═══ RECORDS PROVIDED

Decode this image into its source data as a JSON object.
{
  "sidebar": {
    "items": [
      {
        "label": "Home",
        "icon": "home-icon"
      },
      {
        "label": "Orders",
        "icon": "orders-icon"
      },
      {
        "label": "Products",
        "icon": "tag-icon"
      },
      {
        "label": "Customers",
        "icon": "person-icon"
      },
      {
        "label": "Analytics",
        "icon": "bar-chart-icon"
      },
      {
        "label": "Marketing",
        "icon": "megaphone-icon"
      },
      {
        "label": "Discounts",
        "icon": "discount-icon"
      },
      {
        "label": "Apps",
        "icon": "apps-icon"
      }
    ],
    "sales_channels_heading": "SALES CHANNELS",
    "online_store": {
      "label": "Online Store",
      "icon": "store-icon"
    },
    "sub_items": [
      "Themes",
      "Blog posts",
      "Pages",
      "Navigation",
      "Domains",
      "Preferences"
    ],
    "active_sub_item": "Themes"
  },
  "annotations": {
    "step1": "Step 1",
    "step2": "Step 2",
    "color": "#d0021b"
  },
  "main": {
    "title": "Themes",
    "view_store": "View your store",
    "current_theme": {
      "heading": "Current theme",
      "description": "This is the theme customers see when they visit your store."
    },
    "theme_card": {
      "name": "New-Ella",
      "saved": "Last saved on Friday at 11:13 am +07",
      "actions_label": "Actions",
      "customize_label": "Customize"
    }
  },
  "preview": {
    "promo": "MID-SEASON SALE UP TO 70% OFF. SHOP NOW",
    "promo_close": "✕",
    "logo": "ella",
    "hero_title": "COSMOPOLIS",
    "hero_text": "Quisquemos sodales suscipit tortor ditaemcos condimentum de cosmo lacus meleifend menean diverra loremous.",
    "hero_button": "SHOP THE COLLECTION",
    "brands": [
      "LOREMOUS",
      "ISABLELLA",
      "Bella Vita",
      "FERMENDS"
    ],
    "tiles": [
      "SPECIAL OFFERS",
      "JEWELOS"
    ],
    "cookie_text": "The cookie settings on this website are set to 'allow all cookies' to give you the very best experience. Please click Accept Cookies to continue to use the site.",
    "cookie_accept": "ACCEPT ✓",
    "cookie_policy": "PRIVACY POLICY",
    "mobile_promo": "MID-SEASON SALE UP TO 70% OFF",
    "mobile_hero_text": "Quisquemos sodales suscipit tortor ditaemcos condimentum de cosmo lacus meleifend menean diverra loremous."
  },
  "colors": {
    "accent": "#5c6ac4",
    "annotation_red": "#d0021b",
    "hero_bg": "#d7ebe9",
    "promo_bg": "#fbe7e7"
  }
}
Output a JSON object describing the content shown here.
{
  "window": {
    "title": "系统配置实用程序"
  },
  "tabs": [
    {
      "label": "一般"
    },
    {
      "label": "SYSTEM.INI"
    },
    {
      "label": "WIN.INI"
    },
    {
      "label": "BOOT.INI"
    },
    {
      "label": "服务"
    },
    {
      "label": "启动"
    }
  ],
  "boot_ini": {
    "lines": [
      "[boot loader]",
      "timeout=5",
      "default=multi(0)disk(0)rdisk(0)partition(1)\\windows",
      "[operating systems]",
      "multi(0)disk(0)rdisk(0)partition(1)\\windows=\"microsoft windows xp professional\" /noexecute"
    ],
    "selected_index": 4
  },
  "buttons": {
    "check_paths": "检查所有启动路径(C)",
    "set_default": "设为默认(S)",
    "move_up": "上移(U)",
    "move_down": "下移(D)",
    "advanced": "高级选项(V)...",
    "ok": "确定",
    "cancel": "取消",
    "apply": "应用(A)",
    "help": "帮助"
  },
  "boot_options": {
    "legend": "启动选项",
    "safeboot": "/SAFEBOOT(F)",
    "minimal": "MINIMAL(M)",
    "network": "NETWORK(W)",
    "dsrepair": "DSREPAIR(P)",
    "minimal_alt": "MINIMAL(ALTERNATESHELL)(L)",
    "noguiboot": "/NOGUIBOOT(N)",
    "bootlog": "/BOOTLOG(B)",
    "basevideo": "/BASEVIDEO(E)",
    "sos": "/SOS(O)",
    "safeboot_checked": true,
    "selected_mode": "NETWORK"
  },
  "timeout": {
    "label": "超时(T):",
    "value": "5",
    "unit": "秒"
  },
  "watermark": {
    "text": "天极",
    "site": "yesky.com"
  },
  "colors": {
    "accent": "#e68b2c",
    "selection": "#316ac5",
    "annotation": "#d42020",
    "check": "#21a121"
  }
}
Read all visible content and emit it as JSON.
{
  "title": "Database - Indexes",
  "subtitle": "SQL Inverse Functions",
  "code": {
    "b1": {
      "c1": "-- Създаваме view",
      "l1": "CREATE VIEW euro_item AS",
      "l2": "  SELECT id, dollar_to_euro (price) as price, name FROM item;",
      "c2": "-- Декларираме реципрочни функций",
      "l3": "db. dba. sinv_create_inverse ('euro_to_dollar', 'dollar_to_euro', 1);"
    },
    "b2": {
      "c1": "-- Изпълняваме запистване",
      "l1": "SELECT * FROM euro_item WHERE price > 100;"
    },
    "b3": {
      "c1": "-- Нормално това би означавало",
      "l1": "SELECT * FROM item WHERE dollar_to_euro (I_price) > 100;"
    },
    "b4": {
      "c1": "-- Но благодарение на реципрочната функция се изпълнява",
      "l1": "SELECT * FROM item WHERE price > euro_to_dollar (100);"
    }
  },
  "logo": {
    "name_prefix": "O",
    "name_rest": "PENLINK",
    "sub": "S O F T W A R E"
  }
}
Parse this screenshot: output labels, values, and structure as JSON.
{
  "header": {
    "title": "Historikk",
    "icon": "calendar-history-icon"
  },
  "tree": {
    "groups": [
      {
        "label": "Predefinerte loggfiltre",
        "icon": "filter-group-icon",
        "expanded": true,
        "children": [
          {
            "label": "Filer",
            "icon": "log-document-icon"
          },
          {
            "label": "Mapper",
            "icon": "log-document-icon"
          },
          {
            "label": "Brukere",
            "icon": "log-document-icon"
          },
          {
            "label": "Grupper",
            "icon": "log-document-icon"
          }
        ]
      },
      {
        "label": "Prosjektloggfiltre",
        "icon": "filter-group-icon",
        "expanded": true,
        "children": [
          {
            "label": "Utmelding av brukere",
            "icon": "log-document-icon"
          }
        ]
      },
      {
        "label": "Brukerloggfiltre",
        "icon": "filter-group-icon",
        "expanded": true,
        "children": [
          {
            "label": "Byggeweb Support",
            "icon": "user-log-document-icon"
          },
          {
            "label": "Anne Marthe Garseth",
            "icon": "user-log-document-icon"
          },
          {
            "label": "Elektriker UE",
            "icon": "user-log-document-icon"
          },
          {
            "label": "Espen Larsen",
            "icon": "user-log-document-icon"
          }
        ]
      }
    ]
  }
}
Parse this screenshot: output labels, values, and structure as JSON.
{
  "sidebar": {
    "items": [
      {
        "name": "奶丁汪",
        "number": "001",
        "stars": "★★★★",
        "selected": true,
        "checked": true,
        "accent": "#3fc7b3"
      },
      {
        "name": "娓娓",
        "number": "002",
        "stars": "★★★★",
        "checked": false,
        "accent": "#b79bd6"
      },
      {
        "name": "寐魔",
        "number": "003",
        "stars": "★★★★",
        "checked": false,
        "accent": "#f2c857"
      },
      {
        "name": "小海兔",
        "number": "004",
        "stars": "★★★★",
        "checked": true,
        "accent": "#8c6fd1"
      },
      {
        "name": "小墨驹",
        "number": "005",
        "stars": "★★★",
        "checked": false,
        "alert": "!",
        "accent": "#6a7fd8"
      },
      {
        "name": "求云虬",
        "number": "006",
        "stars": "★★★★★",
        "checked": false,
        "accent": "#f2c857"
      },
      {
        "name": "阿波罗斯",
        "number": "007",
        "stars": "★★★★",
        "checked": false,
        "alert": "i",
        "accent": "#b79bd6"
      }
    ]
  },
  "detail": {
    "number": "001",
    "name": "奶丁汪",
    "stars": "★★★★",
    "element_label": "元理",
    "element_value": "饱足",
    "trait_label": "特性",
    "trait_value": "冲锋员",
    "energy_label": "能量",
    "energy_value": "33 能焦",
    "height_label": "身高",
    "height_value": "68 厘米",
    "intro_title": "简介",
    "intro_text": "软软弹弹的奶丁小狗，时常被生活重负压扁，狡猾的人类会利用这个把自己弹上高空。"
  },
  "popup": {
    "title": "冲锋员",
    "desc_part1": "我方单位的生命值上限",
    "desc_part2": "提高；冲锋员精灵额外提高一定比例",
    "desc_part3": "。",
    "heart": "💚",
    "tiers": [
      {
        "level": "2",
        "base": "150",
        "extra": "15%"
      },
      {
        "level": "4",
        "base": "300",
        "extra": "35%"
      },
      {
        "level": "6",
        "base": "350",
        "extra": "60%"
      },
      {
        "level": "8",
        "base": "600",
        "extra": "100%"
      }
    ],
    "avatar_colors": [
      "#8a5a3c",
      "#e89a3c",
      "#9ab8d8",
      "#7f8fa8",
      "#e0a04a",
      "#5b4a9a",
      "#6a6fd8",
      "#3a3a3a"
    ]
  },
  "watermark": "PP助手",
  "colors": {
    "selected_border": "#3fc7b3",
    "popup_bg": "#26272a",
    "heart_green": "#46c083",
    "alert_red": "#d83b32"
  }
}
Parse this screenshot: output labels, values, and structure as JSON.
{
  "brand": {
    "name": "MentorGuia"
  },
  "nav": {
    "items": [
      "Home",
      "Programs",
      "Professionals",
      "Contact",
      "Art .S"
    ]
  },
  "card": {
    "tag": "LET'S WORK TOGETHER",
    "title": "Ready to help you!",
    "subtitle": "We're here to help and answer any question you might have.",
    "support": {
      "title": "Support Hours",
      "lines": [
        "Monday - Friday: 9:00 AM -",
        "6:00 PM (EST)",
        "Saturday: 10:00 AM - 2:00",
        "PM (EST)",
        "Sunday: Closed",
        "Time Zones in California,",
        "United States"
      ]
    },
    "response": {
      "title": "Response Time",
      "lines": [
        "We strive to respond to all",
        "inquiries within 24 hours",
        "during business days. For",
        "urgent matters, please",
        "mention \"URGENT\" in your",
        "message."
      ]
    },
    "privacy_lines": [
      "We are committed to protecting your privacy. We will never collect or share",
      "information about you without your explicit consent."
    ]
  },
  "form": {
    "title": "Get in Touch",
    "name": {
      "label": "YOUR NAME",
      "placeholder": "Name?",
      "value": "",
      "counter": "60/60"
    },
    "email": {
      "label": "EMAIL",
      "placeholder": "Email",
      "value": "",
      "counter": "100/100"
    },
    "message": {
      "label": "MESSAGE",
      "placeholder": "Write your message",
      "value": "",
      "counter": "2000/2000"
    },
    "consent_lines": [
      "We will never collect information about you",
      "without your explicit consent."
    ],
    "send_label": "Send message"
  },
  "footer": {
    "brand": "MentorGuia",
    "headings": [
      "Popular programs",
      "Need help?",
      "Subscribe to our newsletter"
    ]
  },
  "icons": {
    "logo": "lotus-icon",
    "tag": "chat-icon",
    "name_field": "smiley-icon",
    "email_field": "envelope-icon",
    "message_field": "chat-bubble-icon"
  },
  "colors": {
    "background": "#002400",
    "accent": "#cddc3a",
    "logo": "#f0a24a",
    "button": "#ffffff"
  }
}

══════

WRITTEN TASK:
Pull out all lines containing the word "ditaemcos" from the entries above.

ANSWER FOR THE TASK:
    "hero_text": "Quisquemos sodales suscipit tortor ditaemcos condimentum de cosmo lacus meleifend menean diverra loremous.",
    "mobile_hero_text": "Quisquemos sodales suscipit tortor ditaemcos condimentum de cosmo lacus meleifend menean diverra loremous."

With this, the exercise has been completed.